Objective: Copy every line of the data in which the word "hint" occurs.
* Begin *
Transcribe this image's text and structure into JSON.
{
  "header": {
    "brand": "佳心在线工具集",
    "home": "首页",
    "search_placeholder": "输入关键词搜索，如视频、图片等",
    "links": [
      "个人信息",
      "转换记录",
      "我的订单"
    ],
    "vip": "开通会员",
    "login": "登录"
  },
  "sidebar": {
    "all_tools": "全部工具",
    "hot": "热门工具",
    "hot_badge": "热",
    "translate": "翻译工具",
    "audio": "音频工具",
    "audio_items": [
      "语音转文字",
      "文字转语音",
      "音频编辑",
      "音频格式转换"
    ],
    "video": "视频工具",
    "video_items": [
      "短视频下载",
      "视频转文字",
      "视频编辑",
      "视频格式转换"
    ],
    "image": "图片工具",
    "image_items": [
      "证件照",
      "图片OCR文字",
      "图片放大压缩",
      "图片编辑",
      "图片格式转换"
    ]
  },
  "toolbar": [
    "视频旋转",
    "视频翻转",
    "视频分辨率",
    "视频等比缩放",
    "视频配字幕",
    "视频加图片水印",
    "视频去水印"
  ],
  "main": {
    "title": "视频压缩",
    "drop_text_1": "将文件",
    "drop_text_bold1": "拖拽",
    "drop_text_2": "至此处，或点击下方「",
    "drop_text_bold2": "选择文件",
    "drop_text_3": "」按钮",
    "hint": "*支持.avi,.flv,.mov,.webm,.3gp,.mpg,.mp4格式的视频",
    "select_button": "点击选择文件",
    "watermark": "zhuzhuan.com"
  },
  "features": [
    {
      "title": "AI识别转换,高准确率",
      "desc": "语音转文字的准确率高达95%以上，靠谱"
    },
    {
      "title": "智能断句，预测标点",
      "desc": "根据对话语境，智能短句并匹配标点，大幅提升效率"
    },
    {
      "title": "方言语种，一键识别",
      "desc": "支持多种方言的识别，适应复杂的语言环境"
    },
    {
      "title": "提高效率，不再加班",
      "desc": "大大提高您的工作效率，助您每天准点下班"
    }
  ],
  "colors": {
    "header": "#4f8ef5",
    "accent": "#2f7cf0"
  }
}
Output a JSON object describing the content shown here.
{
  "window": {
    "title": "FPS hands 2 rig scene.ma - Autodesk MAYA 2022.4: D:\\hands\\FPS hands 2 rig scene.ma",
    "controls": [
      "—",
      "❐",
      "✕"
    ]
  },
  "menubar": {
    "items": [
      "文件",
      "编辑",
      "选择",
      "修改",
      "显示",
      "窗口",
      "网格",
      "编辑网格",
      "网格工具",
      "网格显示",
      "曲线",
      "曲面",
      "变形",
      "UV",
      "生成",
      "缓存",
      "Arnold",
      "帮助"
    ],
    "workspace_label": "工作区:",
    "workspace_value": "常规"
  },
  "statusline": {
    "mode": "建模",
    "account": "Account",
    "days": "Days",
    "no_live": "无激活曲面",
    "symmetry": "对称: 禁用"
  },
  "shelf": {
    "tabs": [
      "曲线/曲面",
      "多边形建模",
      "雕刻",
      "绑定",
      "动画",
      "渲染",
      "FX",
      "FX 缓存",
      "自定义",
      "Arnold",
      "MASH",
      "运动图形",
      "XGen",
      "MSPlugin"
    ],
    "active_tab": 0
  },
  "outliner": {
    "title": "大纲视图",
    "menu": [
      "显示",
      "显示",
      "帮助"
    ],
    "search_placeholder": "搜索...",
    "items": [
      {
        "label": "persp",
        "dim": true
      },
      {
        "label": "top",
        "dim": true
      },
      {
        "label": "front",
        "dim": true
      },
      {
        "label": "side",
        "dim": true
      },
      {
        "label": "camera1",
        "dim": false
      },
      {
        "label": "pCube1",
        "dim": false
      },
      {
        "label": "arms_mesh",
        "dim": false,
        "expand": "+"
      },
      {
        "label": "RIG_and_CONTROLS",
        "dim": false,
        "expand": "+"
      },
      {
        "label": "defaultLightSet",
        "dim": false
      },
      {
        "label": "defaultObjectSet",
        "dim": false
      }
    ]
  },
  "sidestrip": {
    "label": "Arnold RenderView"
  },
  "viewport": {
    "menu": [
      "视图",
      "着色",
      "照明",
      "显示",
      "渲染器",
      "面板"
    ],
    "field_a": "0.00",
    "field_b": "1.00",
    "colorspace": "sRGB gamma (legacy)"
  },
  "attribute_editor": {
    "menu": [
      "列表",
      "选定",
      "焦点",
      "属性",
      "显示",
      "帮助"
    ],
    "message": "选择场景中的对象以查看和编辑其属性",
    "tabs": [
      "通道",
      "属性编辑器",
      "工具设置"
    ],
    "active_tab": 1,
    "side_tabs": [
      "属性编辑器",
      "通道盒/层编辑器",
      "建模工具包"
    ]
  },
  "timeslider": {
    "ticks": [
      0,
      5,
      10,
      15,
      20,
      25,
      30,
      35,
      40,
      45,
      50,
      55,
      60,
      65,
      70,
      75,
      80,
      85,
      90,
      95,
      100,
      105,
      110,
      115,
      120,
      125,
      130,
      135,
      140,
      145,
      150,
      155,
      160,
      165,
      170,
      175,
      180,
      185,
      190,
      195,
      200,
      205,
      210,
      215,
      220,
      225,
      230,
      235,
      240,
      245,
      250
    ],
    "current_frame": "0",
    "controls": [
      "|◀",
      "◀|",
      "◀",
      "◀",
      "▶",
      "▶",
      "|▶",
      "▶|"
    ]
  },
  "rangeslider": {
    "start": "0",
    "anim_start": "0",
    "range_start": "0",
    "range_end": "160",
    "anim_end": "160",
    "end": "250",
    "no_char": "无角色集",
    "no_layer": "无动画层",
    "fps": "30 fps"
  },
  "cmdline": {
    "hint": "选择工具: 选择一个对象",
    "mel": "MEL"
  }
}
* End *
Exercise solution:
    "hint": "*支持.avi,.flv,.mov,.webm,.3gp,.mpg,.mp4格式的视频",
    "hint": "选择工具: 选择一个对象",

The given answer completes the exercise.